Repeat the full listing below verbatim and keep the images out.
══ RECORDED INFORMATION
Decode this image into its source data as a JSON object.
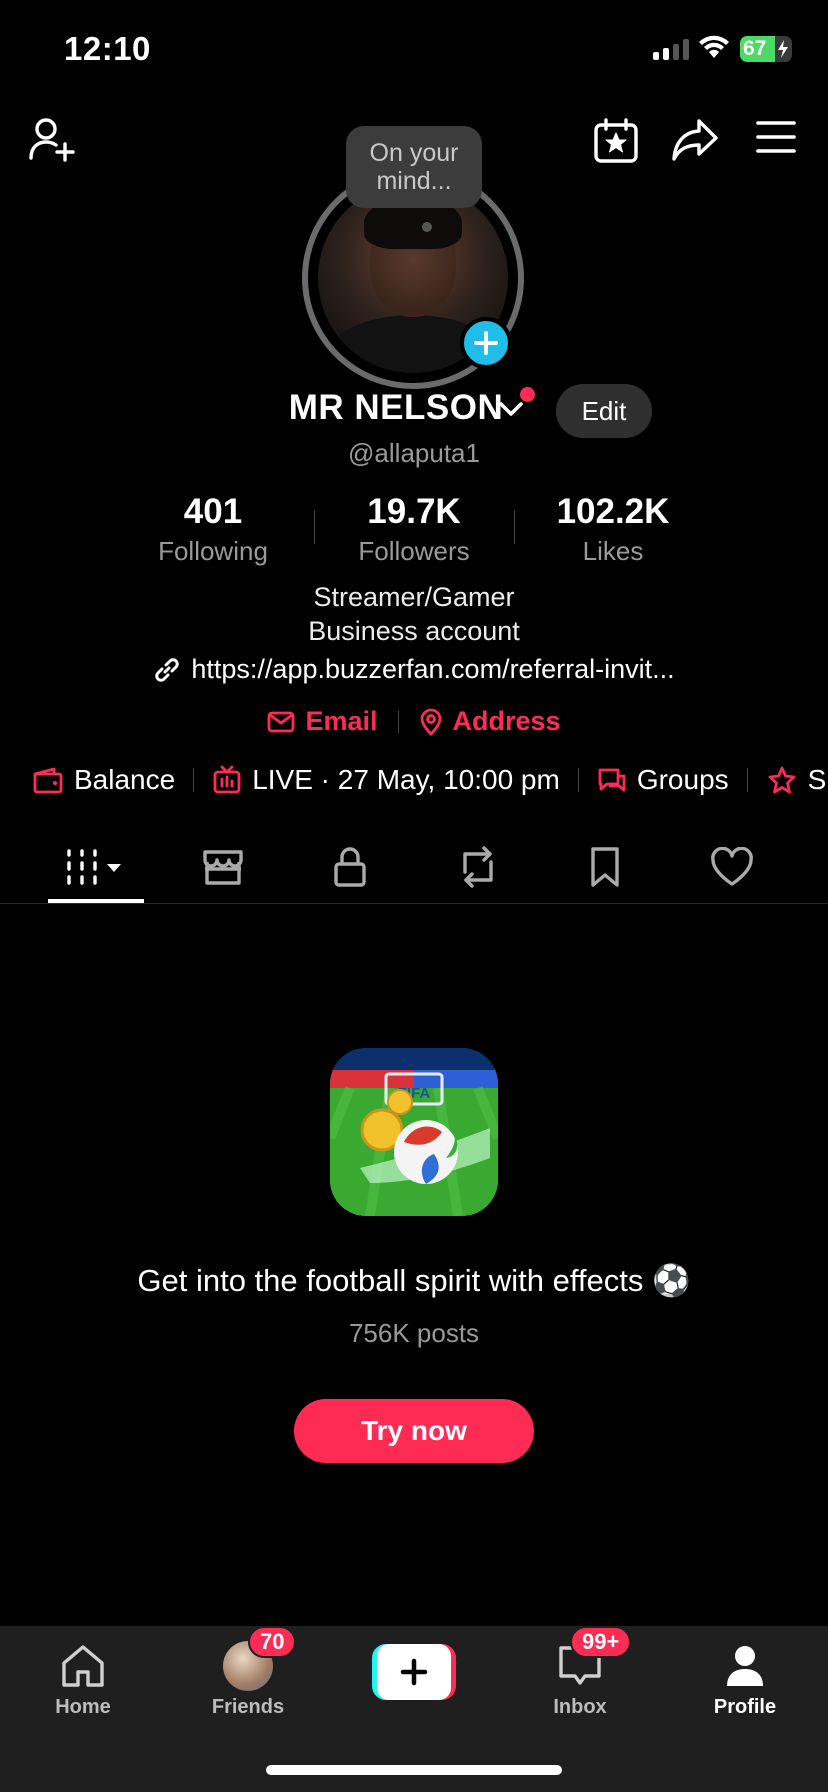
{
  "status_bar": {
    "time": "12:10",
    "battery": "67",
    "battery_level": 0.67
  },
  "bubble": {
    "text_line1": "On your",
    "text_line2": "mind..."
  },
  "profile": {
    "name": "MR NELSON",
    "handle": "@allaputa1",
    "edit_label": "Edit",
    "stats": [
      {
        "value": "401",
        "label": "Following"
      },
      {
        "value": "19.7K",
        "label": "Followers"
      },
      {
        "value": "102.2K",
        "label": "Likes"
      }
    ],
    "bio_line1": "Streamer/Gamer",
    "bio_line2": "Business account",
    "link": "https://app.buzzerfan.com/referral-invit...",
    "email_label": "Email",
    "address_label": "Address"
  },
  "chips": [
    {
      "label": "Balance",
      "icon": "wallet-icon"
    },
    {
      "label": "LIVE · 27 May, 10:00 pm",
      "icon": "live-tv-icon"
    },
    {
      "label": "Groups",
      "icon": "chat-bubbles-icon"
    },
    {
      "label": "Su",
      "icon": "subscription-icon"
    }
  ],
  "tabs": [
    "grid-icon",
    "shop-icon",
    "lock-icon",
    "repost-icon",
    "bookmark-icon",
    "heart-icon"
  ],
  "promo": {
    "title": "Get into the football spirit with effects ⚽",
    "posts": "756K posts",
    "button": "Try now",
    "icon_label": "FIFA"
  },
  "nav": {
    "home": "Home",
    "friends": "Friends",
    "friends_badge": "70",
    "inbox": "Inbox",
    "inbox_badge": "99+",
    "profile": "Profile"
  },
  "colors": {
    "accent": "#fe2c55",
    "cyan": "#25f4ee",
    "add_blue": "#20bde9",
    "background": "#000000"
  }
}
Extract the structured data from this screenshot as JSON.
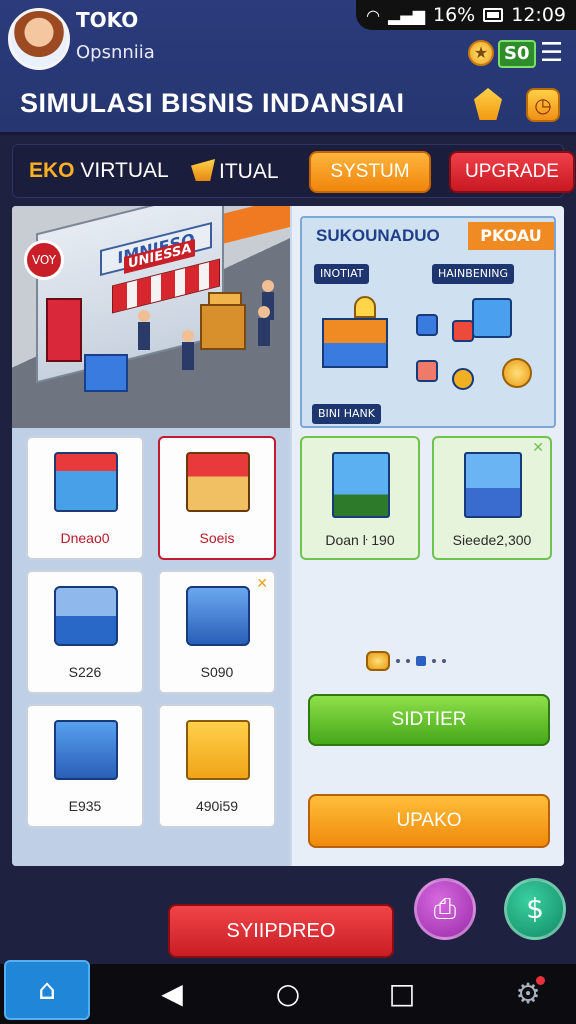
{
  "status_bar": {
    "battery": "16%",
    "time": "12:09"
  },
  "header": {
    "store_name": "TOKO",
    "store_subtitle": "Opsnniia",
    "balance": "S0",
    "game_title": "SIMULASI BISNIS INDANSIAI"
  },
  "tabs": {
    "virtual_prefix": "EKO",
    "virtual_label": "VIRTUAL",
    "itual_label": "ITUAL",
    "systum_label": "SYSTUM",
    "upgrade_label": "UPGRADE"
  },
  "scene": {
    "sign_text": "IMNIESO",
    "awning_text": "UNIESSA",
    "logo_text": "VOY"
  },
  "left_cards": [
    {
      "label": "Dneao0"
    },
    {
      "label": "Soeis"
    },
    {
      "label": "S226"
    },
    {
      "label": "S090"
    },
    {
      "label": "E935"
    },
    {
      "label": "490i59"
    }
  ],
  "info_panel": {
    "title": "SUKOUNADUO",
    "tag": "PKOAU",
    "chip_1": "INOTIAT",
    "chip_2": "HAINBENING",
    "chip_3": "BINI HANK"
  },
  "right_cards": [
    {
      "label": "Doan ŀ 190"
    },
    {
      "label": "Sieede2,300"
    }
  ],
  "actions": {
    "green_button": "SIDTIER",
    "orange_button": "UPAKO",
    "red_button": "SYIIPDREO"
  },
  "icons": {
    "battery_icon": "battery-icon",
    "wifi_icon": "wifi-icon",
    "home_icon": "home-icon",
    "gear_icon": "gear-icon"
  },
  "colors": {
    "background": "#1e2140",
    "header": "#2b3b7c",
    "accent_orange": "#f0860c",
    "accent_red": "#c81a22",
    "accent_green": "#46a81a"
  }
}
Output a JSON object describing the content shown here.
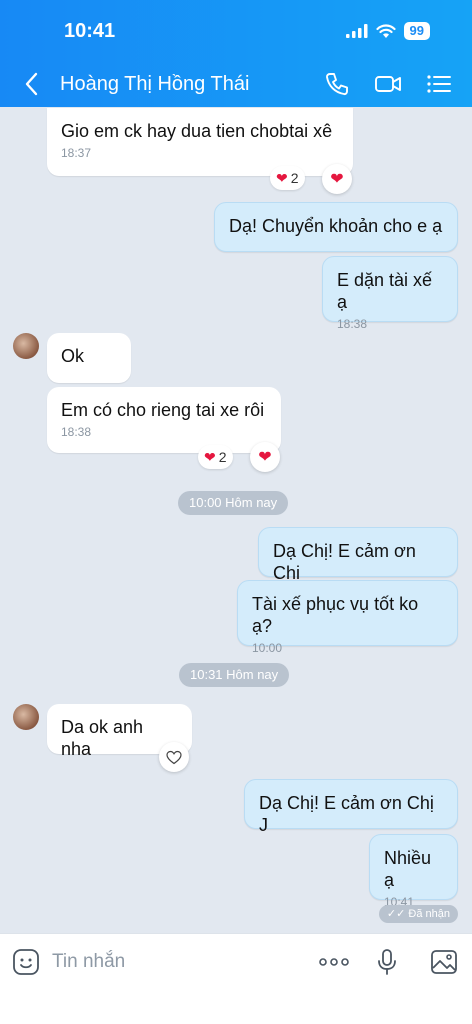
{
  "status": {
    "time": "10:41",
    "battery": "99"
  },
  "header": {
    "title": "Hoàng Thị Hồng Thái"
  },
  "messages": [
    {
      "text": "Gio em ck hay dua tien chobtai xê",
      "time": "18:37",
      "reaction_count": "2"
    },
    {
      "text": "Dạ! Chuyển khoản cho e ạ"
    },
    {
      "text": "E dặn tài xế ạ",
      "time": "18:38"
    },
    {
      "text": "Ok"
    },
    {
      "text": "Em có cho rieng tai xe rôi",
      "time": "18:38",
      "reaction_count": "2"
    },
    {
      "text": "Dạ Chị! E cảm ơn Chị"
    },
    {
      "text": "Tài xế phục vụ tốt ko ạ?",
      "time": "10:00"
    },
    {
      "text": "Da ok anh nha"
    },
    {
      "text": "Dạ Chị! E cảm ơn Chị J"
    },
    {
      "text": "Nhiều ạ",
      "time": "10:41"
    }
  ],
  "separators": [
    "10:00 Hôm nay",
    "10:31 Hôm nay"
  ],
  "seen_label": "Đã nhận",
  "input": {
    "placeholder": "Tin nhắn"
  },
  "colors": {
    "header": "#1789f5",
    "outgoing_bubble": "#d4ecfb",
    "background": "#e2e8f0"
  }
}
════
## EXERCISE SOLUTION
Decode this image into its source data as a JSON object.
{
  "status_bar": {
    "time": "12:10",
    "battery": "67",
    "battery_level": 0.67
  },
  "bubble": {
    "text_line1": "On your",
    "text_line2": "mind..."
  },
  "profile": {
    "name": "MR NELSON",
    "handle": "@allaputa1",
    "edit_label": "Edit",
    "stats": [
      {
        "value": "401",
        "label": "Following"
      },
      {
        "value": "19.7K",
        "label": "Followers"
      },
      {
        "value": "102.2K",
        "label": "Likes"
      }
    ],
    "bio_line1": "Streamer/Gamer",
    "bio_line2": "Business account",
    "link": "https://app.buzzerfan.com/referral-invit...",
    "email_label": "Email",
    "address_label": "Address"
  },
  "chips": [
    {
      "label": "Balance",
      "icon": "wallet-icon"
    },
    {
      "label": "LIVE · 27 May, 10:00 pm",
      "icon": "live-tv-icon"
    },
    {
      "label": "Groups",
      "icon": "chat-bubbles-icon"
    },
    {
      "label": "Su",
      "icon": "subscription-icon"
    }
  ],
  "tabs": [
    "grid-icon",
    "shop-icon",
    "lock-icon",
    "repost-icon",
    "bookmark-icon",
    "heart-icon"
  ],
  "promo": {
    "title": "Get into the football spirit with effects ⚽",
    "posts": "756K posts",
    "button": "Try now",
    "icon_label": "FIFA"
  },
  "nav": {
    "home": "Home",
    "friends": "Friends",
    "friends_badge": "70",
    "inbox": "Inbox",
    "inbox_badge": "99+",
    "profile": "Profile"
  },
  "colors": {
    "accent": "#fe2c55",
    "cyan": "#25f4ee",
    "add_blue": "#20bde9",
    "background": "#000000"
  }
}
Extract the structured data from this screenshot as JSON.
{
  "status_bar": {
    "battery": "16%",
    "time": "12:09"
  },
  "header": {
    "store_name": "TOKO",
    "store_subtitle": "Opsnniia",
    "balance": "S0",
    "game_title": "SIMULASI BISNIS INDANSIAI"
  },
  "tabs": {
    "virtual_prefix": "EKO",
    "virtual_label": "VIRTUAL",
    "itual_label": "ITUAL",
    "systum_label": "SYSTUM",
    "upgrade_label": "UPGRADE"
  },
  "scene": {
    "sign_text": "IMNIESO",
    "awning_text": "UNIESSA",
    "logo_text": "VOY"
  },
  "left_cards": [
    {
      "label": "Dneao0"
    },
    {
      "label": "Soeis"
    },
    {
      "label": "S226"
    },
    {
      "label": "S090"
    },
    {
      "label": "E935"
    },
    {
      "label": "490i59"
    }
  ],
  "info_panel": {
    "title": "SUKOUNADUO",
    "tag": "PKOAU",
    "chip_1": "INOTIAT",
    "chip_2": "HAINBENING",
    "chip_3": "BINI HANK"
  },
  "right_cards": [
    {
      "label": "Doan ŀ 190"
    },
    {
      "label": "Sieede2,300"
    }
  ],
  "actions": {
    "green_button": "SIDTIER",
    "orange_button": "UPAKO",
    "red_button": "SYIIPDREO"
  },
  "icons": {
    "battery_icon": "battery-icon",
    "wifi_icon": "wifi-icon",
    "home_icon": "home-icon",
    "gear_icon": "gear-icon"
  },
  "colors": {
    "background": "#1e2140",
    "header": "#2b3b7c",
    "accent_orange": "#f0860c",
    "accent_red": "#c81a22",
    "accent_green": "#46a81a"
  }
}
Output a JSON object describing the content shown here.
{
  "status": {
    "time": "10:41",
    "battery": "99"
  },
  "header": {
    "title": "Hoàng Thị Hồng Thái"
  },
  "messages": [
    {
      "text": "Gio em ck hay dua tien chobtai xê",
      "time": "18:37",
      "reaction_count": "2"
    },
    {
      "text": "Dạ! Chuyển khoản cho e ạ"
    },
    {
      "text": "E dặn tài xế ạ",
      "time": "18:38"
    },
    {
      "text": "Ok"
    },
    {
      "text": "Em có cho rieng tai xe rôi",
      "time": "18:38",
      "reaction_count": "2"
    },
    {
      "text": "Dạ Chị! E cảm ơn Chị"
    },
    {
      "text": "Tài xế phục vụ tốt ko ạ?",
      "time": "10:00"
    },
    {
      "text": "Da ok anh nha"
    },
    {
      "text": "Dạ Chị! E cảm ơn Chị J"
    },
    {
      "text": "Nhiều ạ",
      "time": "10:41"
    }
  ],
  "separators": [
    "10:00 Hôm nay",
    "10:31 Hôm nay"
  ],
  "seen_label": "Đã nhận",
  "input": {
    "placeholder": "Tin nhắn"
  },
  "colors": {
    "header": "#1789f5",
    "outgoing_bubble": "#d4ecfb",
    "background": "#e2e8f0"
  }
}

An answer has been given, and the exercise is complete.